TO DO -> Write the data out again, exactly as given.

INPUT MATERIAL ->

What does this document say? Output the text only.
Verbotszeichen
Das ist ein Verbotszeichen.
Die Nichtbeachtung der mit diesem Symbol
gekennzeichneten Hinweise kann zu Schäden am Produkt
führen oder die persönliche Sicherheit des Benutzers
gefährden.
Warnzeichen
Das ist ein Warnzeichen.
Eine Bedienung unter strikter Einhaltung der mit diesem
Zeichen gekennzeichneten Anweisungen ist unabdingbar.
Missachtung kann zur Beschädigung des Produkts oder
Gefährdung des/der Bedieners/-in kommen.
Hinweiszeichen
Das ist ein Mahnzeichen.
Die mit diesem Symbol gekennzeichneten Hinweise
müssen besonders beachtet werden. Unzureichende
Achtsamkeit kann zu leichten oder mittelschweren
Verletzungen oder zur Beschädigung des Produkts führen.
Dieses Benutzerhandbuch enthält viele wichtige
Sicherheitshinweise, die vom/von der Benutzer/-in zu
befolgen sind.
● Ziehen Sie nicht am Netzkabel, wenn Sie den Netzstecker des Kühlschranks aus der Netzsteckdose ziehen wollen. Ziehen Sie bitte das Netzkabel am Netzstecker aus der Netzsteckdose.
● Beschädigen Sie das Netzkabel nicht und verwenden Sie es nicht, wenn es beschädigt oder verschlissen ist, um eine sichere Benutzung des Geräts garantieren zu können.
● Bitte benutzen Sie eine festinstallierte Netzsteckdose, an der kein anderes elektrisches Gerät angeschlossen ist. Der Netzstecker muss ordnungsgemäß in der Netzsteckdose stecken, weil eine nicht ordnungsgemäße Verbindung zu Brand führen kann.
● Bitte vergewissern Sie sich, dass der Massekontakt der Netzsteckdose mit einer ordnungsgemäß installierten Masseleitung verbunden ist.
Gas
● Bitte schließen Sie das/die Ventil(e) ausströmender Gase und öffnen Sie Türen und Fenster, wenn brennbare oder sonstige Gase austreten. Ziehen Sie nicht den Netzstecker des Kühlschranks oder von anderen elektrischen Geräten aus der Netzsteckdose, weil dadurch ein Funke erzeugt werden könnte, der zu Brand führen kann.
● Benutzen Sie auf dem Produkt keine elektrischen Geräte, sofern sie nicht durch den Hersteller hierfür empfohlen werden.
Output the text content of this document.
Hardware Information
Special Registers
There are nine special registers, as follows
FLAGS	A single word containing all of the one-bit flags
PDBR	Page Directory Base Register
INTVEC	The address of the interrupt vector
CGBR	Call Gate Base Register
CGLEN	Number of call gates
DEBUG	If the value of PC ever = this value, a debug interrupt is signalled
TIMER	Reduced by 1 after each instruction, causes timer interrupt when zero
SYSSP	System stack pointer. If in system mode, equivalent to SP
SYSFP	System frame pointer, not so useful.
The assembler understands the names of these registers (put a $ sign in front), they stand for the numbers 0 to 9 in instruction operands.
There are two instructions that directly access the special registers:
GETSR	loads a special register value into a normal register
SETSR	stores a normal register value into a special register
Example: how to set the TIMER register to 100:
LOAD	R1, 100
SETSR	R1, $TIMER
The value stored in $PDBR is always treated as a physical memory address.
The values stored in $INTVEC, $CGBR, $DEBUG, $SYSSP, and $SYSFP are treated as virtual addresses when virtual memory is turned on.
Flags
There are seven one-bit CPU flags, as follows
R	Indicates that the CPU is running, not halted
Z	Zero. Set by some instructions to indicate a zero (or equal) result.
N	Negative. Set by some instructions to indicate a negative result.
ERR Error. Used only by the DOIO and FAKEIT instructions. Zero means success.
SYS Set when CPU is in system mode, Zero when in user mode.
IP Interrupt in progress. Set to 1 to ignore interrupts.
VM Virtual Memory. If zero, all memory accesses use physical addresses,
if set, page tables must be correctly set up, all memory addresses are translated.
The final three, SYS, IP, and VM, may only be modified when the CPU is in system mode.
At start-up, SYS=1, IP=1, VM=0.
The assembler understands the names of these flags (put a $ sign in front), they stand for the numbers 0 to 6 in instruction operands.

REPLY TO THE TASK ->
What does this document say? Output the text only.
Verbotszeichen
Das ist ein Verbotszeichen.
Die Nichtbeachtung der mit diesem Symbol
gekennzeichneten Hinweise kann zu Schäden am Produkt
führen oder die persönliche Sicherheit des Benutzers
gefährden.
Warnzeichen
Das ist ein Warnzeichen.
Eine Bedienung unter strikter Einhaltung der mit diesem
Zeichen gekennzeichneten Anweisungen ist unabdingbar.
Missachtung kann zur Beschädigung des Produkts oder
Gefährdung des/der Bedieners/-in kommen.
Hinweiszeichen
Das ist ein Mahnzeichen.
Die mit diesem Symbol gekennzeichneten Hinweise
müssen besonders beachtet werden. Unzureichende
Achtsamkeit kann zu leichten oder mittelschweren
Verletzungen oder zur Beschädigung des Produkts führen.
Dieses Benutzerhandbuch enthält viele wichtige
Sicherheitshinweise, die vom/von der Benutzer/-in zu
befolgen sind.
● Ziehen Sie nicht am Netzkabel, wenn Sie den Netzstecker des Kühlschranks aus der Netzsteckdose ziehen wollen. Ziehen Sie bitte das Netzkabel am Netzstecker aus der Netzsteckdose.
● Beschädigen Sie das Netzkabel nicht und verwenden Sie es nicht, wenn es beschädigt oder verschlissen ist, um eine sichere Benutzung des Geräts garantieren zu können.
● Bitte benutzen Sie eine festinstallierte Netzsteckdose, an der kein anderes elektrisches Gerät angeschlossen ist. Der Netzstecker muss ordnungsgemäß in der Netzsteckdose stecken, weil eine nicht ordnungsgemäße Verbindung zu Brand führen kann.
● Bitte vergewissern Sie sich, dass der Massekontakt der Netzsteckdose mit einer ordnungsgemäß installierten Masseleitung verbunden ist.
Gas
● Bitte schließen Sie das/die Ventil(e) ausströmender Gase und öffnen Sie Türen und Fenster, wenn brennbare oder sonstige Gase austreten. Ziehen Sie nicht den Netzstecker des Kühlschranks oder von anderen elektrischen Geräten aus der Netzsteckdose, weil dadurch ein Funke erzeugt werden könnte, der zu Brand führen kann.
● Benutzen Sie auf dem Produkt keine elektrischen Geräte, sofern sie nicht durch den Hersteller hierfür empfohlen werden.
Output the text content of this document.
Hardware Information
Special Registers
There are nine special registers, as follows
FLAGS	A single word containing all of the one-bit flags
PDBR	Page Directory Base Register
INTVEC	The address of the interrupt vector
CGBR	Call Gate Base Register
CGLEN	Number of call gates
DEBUG	If the value of PC ever = this value, a debug interrupt is signalled
TIMER	Reduced by 1 after each instruction, causes timer interrupt when zero
SYSSP	System stack pointer. If in system mode, equivalent to SP
SYSFP	System frame pointer, not so useful.
The assembler understands the names of these registers (put a $ sign in front), they stand for the numbers 0 to 9 in instruction operands.
There are two instructions that directly access the special registers:
GETSR	loads a special register value into a normal register
SETSR	stores a normal register value into a special register
Example: how to set the TIMER register to 100:
LOAD	R1, 100
SETSR	R1, $TIMER
The value stored in $PDBR is always treated as a physical memory address.
The values stored in $INTVEC, $CGBR, $DEBUG, $SYSSP, and $SYSFP are treated as virtual addresses when virtual memory is turned on.
Flags
There are seven one-bit CPU flags, as follows
R	Indicates that the CPU is running, not halted
Z	Zero. Set by some instructions to indicate a zero (or equal) result.
N	Negative. Set by some instructions to indicate a negative result.
ERR Error. Used only by the DOIO and FAKEIT instructions. Zero means success.
SYS Set when CPU is in system mode, Zero when in user mode.
IP Interrupt in progress. Set to 1 to ignore interrupts.
VM Virtual Memory. If zero, all memory accesses use physical addresses,
if set, page tables must be correctly set up, all memory addresses are translated.
The final three, SYS, IP, and VM, may only be modified when the CPU is in system mode.
At start-up, SYS=1, IP=1, VM=0.
The assembler understands the names of these flags (put a $ sign in front), they stand for the numbers 0 to 6 in instruction operands.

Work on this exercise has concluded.